── GIVEN ENTRIES

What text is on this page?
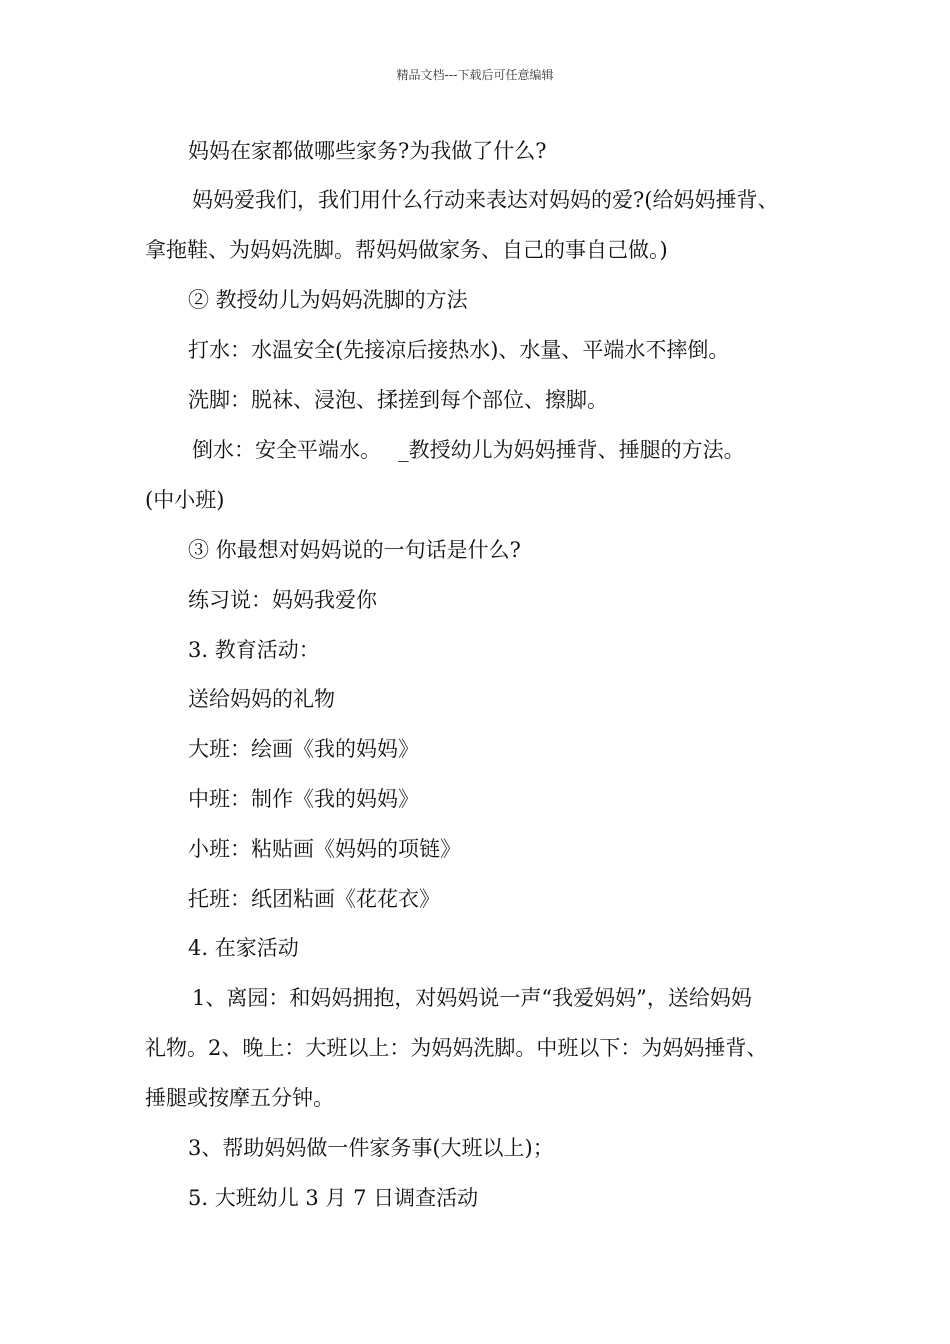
精品文档---下载后可任意编辑
妈妈在家都做哪些家务?为我做了什么?
妈妈爱我们，我们用什么行动来表达对妈妈的爱?(给妈妈捶背、
拿拖鞋、为妈妈洗脚。帮妈妈做家务、自己的事自己做。)
② 教授幼儿为妈妈洗脚的方法
打水：水温安全(先接凉后接热水)、水量、平端水不摔倒。
洗脚：脱袜、浸泡、揉搓到每个部位、擦脚。
倒水：安全平端水。　 _教授幼儿为妈妈捶背、捶腿的方法。
(中小班)
③ 你最想对妈妈说的一句话是什么?
练习说：妈妈我爱你
3. 教育活动：
送给妈妈的礼物
大班：绘画《我的妈妈》
中班：制作《我的妈妈》
小班：粘贴画《妈妈的项链》
托班：纸团粘画《花花衣》
4. 在家活动
1、离园：和妈妈拥抱，对妈妈说一声“我爱妈妈”，送给妈妈
礼物。2、晚上：大班以上：为妈妈洗脚。中班以下：为妈妈捶背、
捶腿或按摩五分钟。
3、帮助妈妈做一件家务事(大班以上)；
5. 大班幼儿 3 月 7 日调查活动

────

- _STATED GOAL_: Reproduce the listing above exactly, excluding all pictures.

- _COMPLETE RESPONSE_:
What text is on this page?
精品文档---下载后可任意编辑
妈妈在家都做哪些家务?为我做了什么?
妈妈爱我们，我们用什么行动来表达对妈妈的爱?(给妈妈捶背、
拿拖鞋、为妈妈洗脚。帮妈妈做家务、自己的事自己做。)
② 教授幼儿为妈妈洗脚的方法
打水：水温安全(先接凉后接热水)、水量、平端水不摔倒。
洗脚：脱袜、浸泡、揉搓到每个部位、擦脚。
倒水：安全平端水。　 _教授幼儿为妈妈捶背、捶腿的方法。
(中小班)
③ 你最想对妈妈说的一句话是什么?
练习说：妈妈我爱你
3. 教育活动：
送给妈妈的礼物
大班：绘画《我的妈妈》
中班：制作《我的妈妈》
小班：粘贴画《妈妈的项链》
托班：纸团粘画《花花衣》
4. 在家活动
1、离园：和妈妈拥抱，对妈妈说一声“我爱妈妈”，送给妈妈
礼物。2、晚上：大班以上：为妈妈洗脚。中班以下：为妈妈捶背、
捶腿或按摩五分钟。
3、帮助妈妈做一件家务事(大班以上)；
5. 大班幼儿 3 月 7 日调查活动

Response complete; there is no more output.